## Start

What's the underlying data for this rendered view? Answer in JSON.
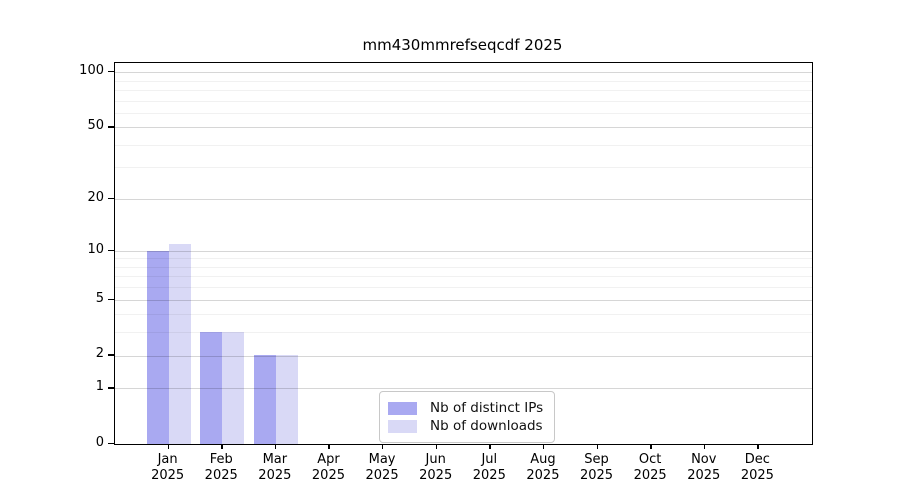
{
  "chart_data": {
    "type": "bar",
    "title": "mm430mmrefseqcdf 2025",
    "categories": [
      [
        "Jan",
        "2025"
      ],
      [
        "Feb",
        "2025"
      ],
      [
        "Mar",
        "2025"
      ],
      [
        "Apr",
        "2025"
      ],
      [
        "May",
        "2025"
      ],
      [
        "Jun",
        "2025"
      ],
      [
        "Jul",
        "2025"
      ],
      [
        "Aug",
        "2025"
      ],
      [
        "Sep",
        "2025"
      ],
      [
        "Oct",
        "2025"
      ],
      [
        "Nov",
        "2025"
      ],
      [
        "Dec",
        "2025"
      ]
    ],
    "series": [
      {
        "name": "Nb of distinct IPs",
        "color": "#a9a9f1",
        "values": [
          10,
          3,
          2,
          0,
          0,
          0,
          0,
          0,
          0,
          0,
          0,
          0
        ]
      },
      {
        "name": "Nb of downloads",
        "color": "#d9d9f6",
        "values": [
          11,
          3,
          2,
          0,
          0,
          0,
          0,
          0,
          0,
          0,
          0,
          0
        ]
      }
    ],
    "yscale": "log1p",
    "ylim": [
      0,
      112
    ],
    "yticks": [
      0,
      1,
      2,
      5,
      10,
      20,
      50,
      100
    ],
    "minor_grid_values": [
      3,
      4,
      6,
      7,
      8,
      9,
      30,
      40,
      60,
      70,
      80,
      90
    ],
    "grid": "on",
    "legend_position": "bottom-center"
  }
}
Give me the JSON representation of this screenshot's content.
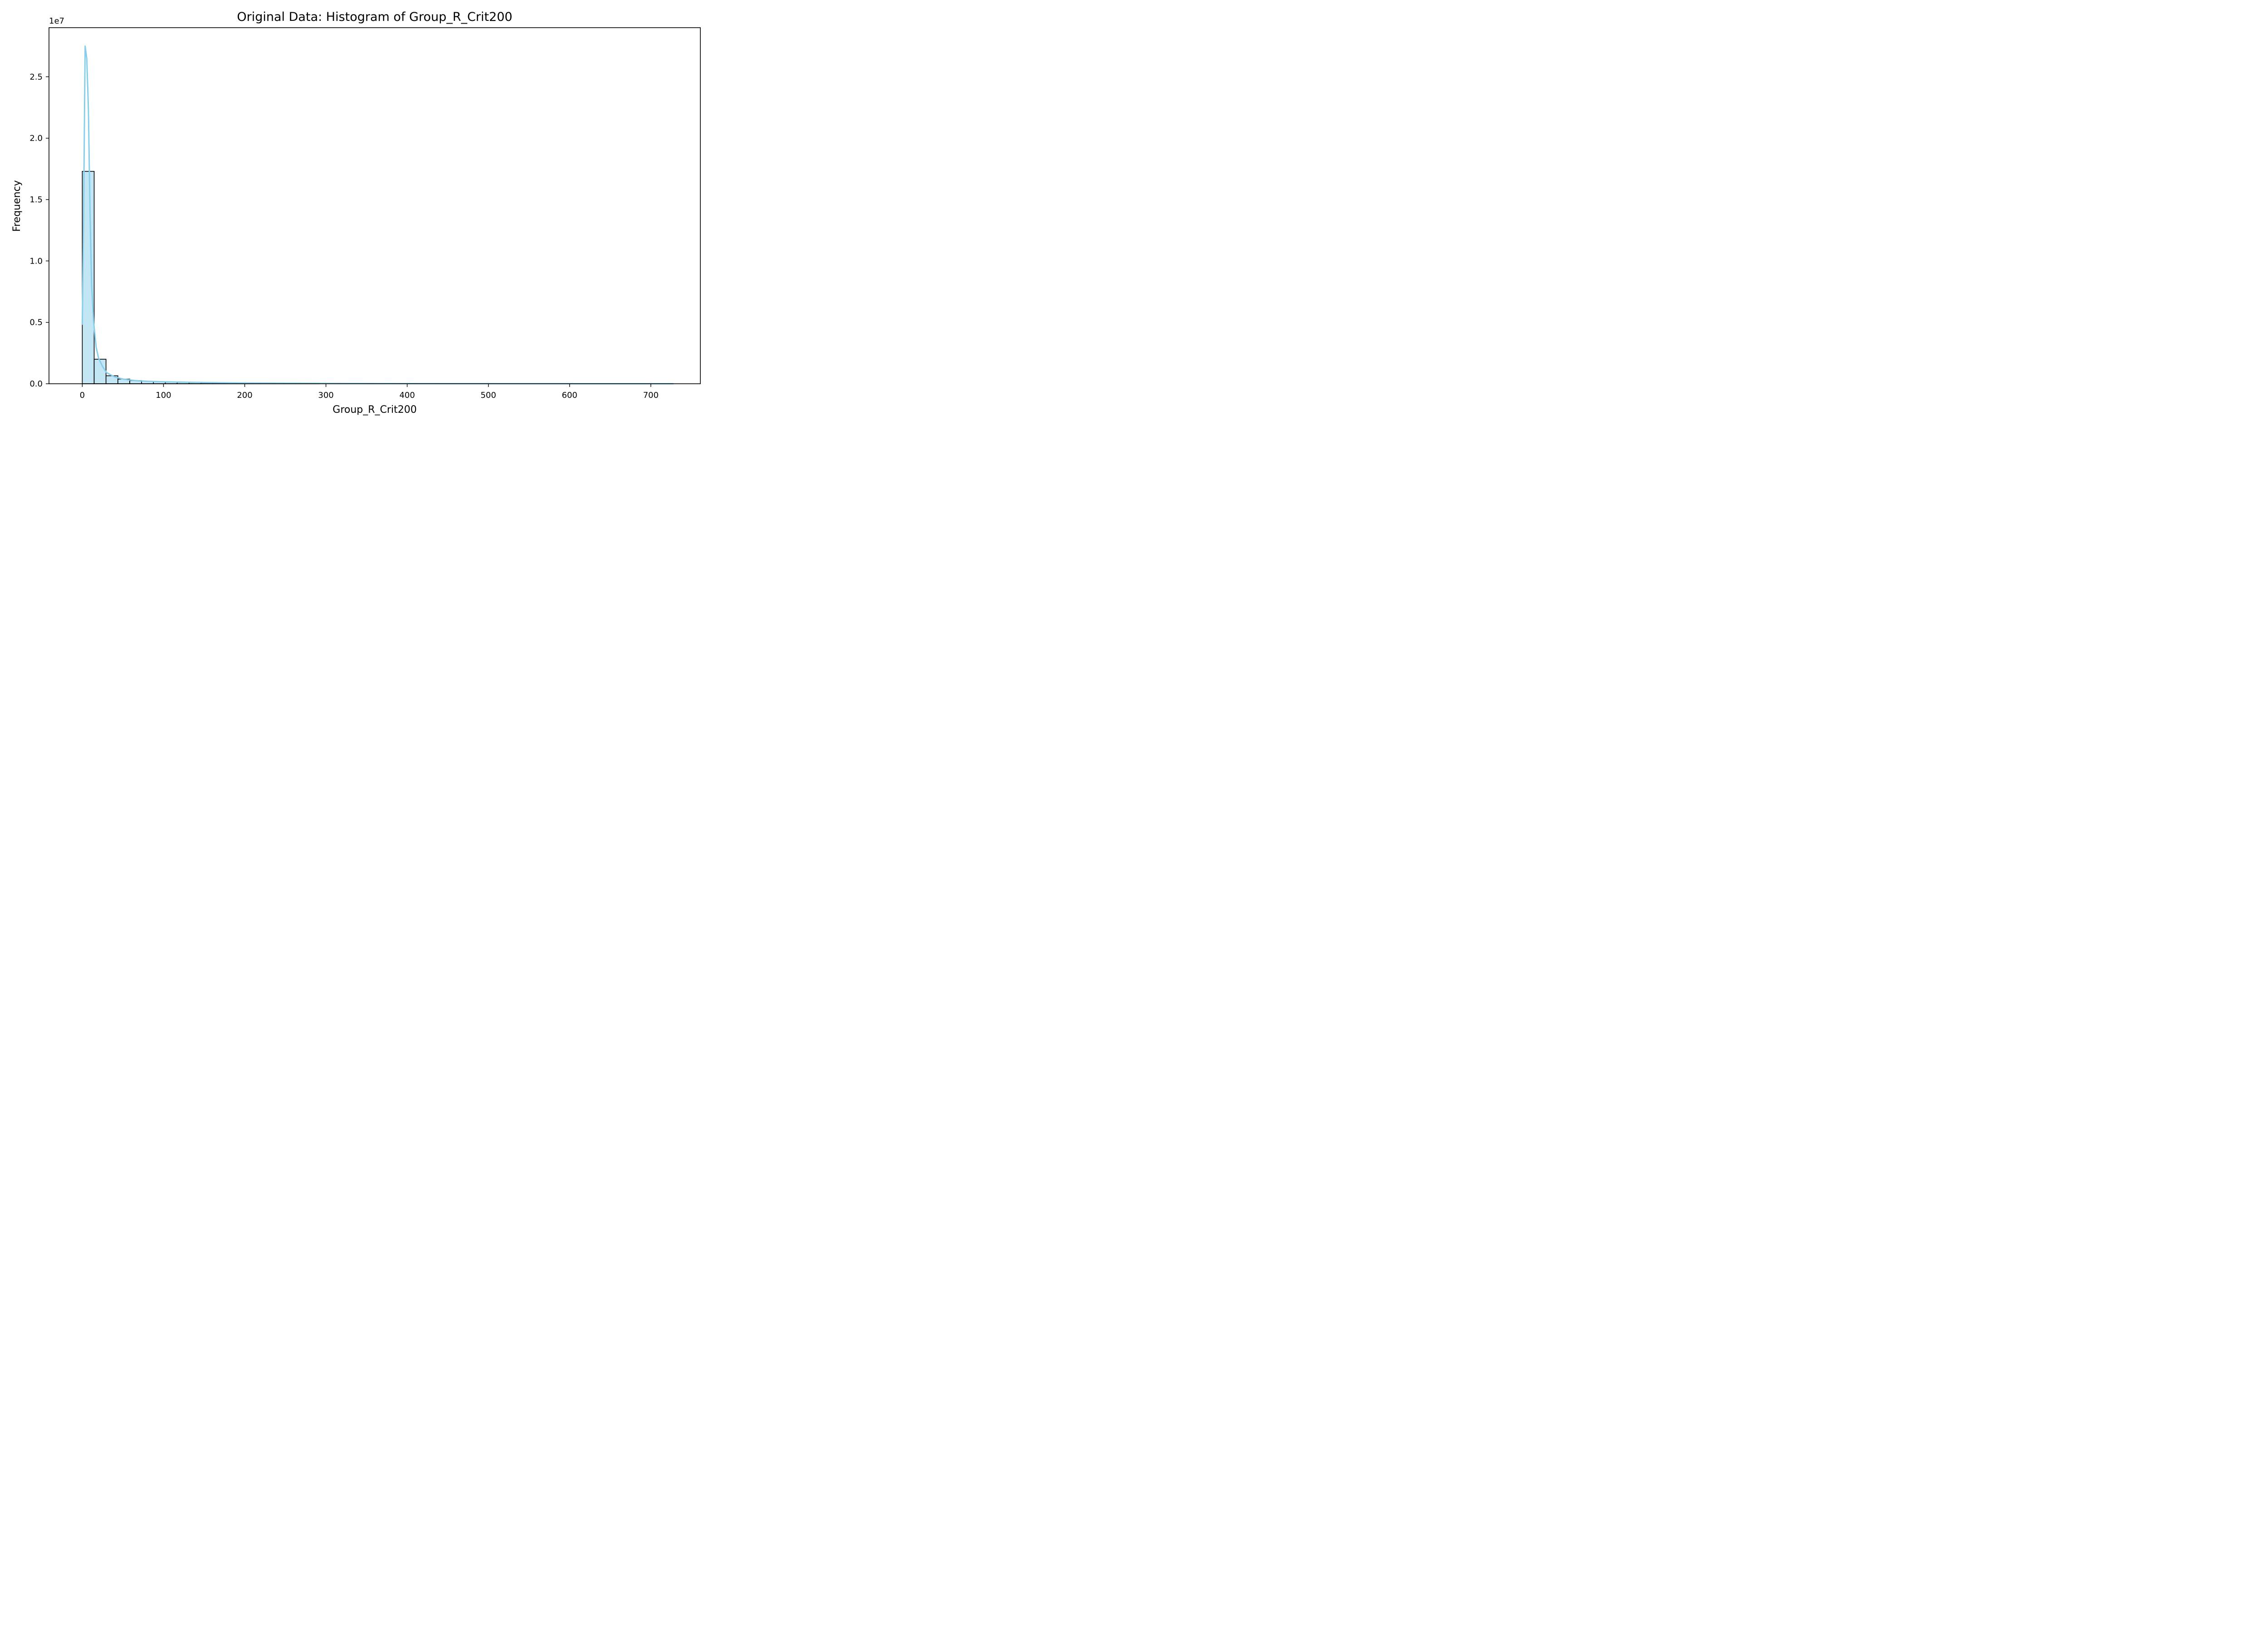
{
  "chart_data": {
    "type": "bar",
    "subtype": "histogram-with-kde",
    "title": "Original Data: Histogram of Group_R_Crit200",
    "xlabel": "Group_R_Crit200",
    "ylabel": "Frequency",
    "y_offset_label": "1e7",
    "xlim": [
      -41,
      761
    ],
    "ylim": [
      0,
      29000000
    ],
    "x_ticks": [
      0,
      100,
      200,
      300,
      400,
      500,
      600,
      700
    ],
    "x_tick_labels": [
      "0",
      "100",
      "200",
      "300",
      "400",
      "500",
      "600",
      "700"
    ],
    "y_ticks": [
      0,
      5000000,
      10000000,
      15000000,
      20000000,
      25000000
    ],
    "y_tick_labels": [
      "0.0",
      "0.5",
      "1.0",
      "1.5",
      "2.0",
      "2.5"
    ],
    "grid": false,
    "bar_color": "#87ceeb",
    "bar_edge_color": "#000000",
    "kde_color": "#87ceeb",
    "bins": [
      {
        "x0": 0.0,
        "x1": 14.6,
        "count": 17300000
      },
      {
        "x0": 14.6,
        "x1": 29.2,
        "count": 2000000
      },
      {
        "x0": 29.2,
        "x1": 43.8,
        "count": 650000
      },
      {
        "x0": 43.8,
        "x1": 58.4,
        "count": 380000
      },
      {
        "x0": 58.4,
        "x1": 73.0,
        "count": 260000
      },
      {
        "x0": 73.0,
        "x1": 87.6,
        "count": 200000
      },
      {
        "x0": 87.6,
        "x1": 102.2,
        "count": 160000
      },
      {
        "x0": 102.2,
        "x1": 116.8,
        "count": 130000
      },
      {
        "x0": 116.8,
        "x1": 131.4,
        "count": 110000
      },
      {
        "x0": 131.4,
        "x1": 146.0,
        "count": 90000
      },
      {
        "x0": 146.0,
        "x1": 160.6,
        "count": 75000
      },
      {
        "x0": 160.6,
        "x1": 175.2,
        "count": 62000
      },
      {
        "x0": 175.2,
        "x1": 189.8,
        "count": 52000
      },
      {
        "x0": 189.8,
        "x1": 204.4,
        "count": 44000
      },
      {
        "x0": 204.4,
        "x1": 219.0,
        "count": 37000
      },
      {
        "x0": 219.0,
        "x1": 233.6,
        "count": 31000
      },
      {
        "x0": 233.6,
        "x1": 248.2,
        "count": 26000
      },
      {
        "x0": 248.2,
        "x1": 262.8,
        "count": 22000
      },
      {
        "x0": 262.8,
        "x1": 277.4,
        "count": 19000
      },
      {
        "x0": 277.4,
        "x1": 292.0,
        "count": 16000
      }
    ],
    "kde": [
      {
        "x": 0,
        "y": 4800000
      },
      {
        "x": 1.5,
        "y": 13000000
      },
      {
        "x": 3.5,
        "y": 27500000
      },
      {
        "x": 5.5,
        "y": 26500000
      },
      {
        "x": 7.5,
        "y": 22500000
      },
      {
        "x": 9.5,
        "y": 14000000
      },
      {
        "x": 11.5,
        "y": 8000000
      },
      {
        "x": 14,
        "y": 5000000
      },
      {
        "x": 17,
        "y": 3000000
      },
      {
        "x": 20,
        "y": 2100000
      },
      {
        "x": 25,
        "y": 1400000
      },
      {
        "x": 30,
        "y": 900000
      },
      {
        "x": 40,
        "y": 550000
      },
      {
        "x": 50,
        "y": 380000
      },
      {
        "x": 65,
        "y": 260000
      },
      {
        "x": 80,
        "y": 200000
      },
      {
        "x": 100,
        "y": 160000
      },
      {
        "x": 130,
        "y": 120000
      },
      {
        "x": 160,
        "y": 90000
      },
      {
        "x": 200,
        "y": 65000
      },
      {
        "x": 250,
        "y": 45000
      },
      {
        "x": 300,
        "y": 33000
      },
      {
        "x": 400,
        "y": 20000
      },
      {
        "x": 500,
        "y": 12000
      },
      {
        "x": 600,
        "y": 7000
      },
      {
        "x": 728,
        "y": 4000
      }
    ]
  }
}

## End

▸ Given instruction
Among the lines of the listing, how many hold the string "JSON"? Respond with only the number.

▸ Exercise solution
2